[Element position data]
========================
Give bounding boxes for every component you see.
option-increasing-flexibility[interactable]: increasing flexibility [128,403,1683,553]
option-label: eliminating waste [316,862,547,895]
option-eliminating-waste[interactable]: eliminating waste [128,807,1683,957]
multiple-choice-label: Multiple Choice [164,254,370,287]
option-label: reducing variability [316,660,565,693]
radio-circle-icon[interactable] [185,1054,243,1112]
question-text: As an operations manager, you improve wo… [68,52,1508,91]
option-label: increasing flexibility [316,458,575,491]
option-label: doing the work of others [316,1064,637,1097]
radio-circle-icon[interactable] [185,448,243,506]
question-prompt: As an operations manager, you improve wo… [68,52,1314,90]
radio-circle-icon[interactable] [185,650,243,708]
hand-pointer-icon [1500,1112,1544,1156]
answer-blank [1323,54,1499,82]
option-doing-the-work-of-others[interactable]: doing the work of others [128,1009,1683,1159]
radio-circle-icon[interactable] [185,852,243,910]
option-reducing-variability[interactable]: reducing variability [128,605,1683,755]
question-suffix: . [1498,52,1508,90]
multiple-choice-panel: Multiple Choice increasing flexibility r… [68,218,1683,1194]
========================
Output the lines of the listing, from its first line through the line containing "radio-circle-icon[interactable] [185,1054,243,1112]", as a JSON list of strings with one string per line and blank lines omitted.

Task response:
[
  "Give bounding boxes for every component you see.",
  "option-increasing-flexibility[interactable]: increasing flexibility [128,403,1683,553]",
  "option-label: eliminating waste [316,862,547,895]",
  "option-eliminating-waste[interactable]: eliminating waste [128,807,1683,957]",
  "multiple-choice-label: Multiple Choice [164,254,370,287]",
  "option-label: reducing variability [316,660,565,693]",
  "radio-circle-icon[interactable] [185,1054,243,1112]"
]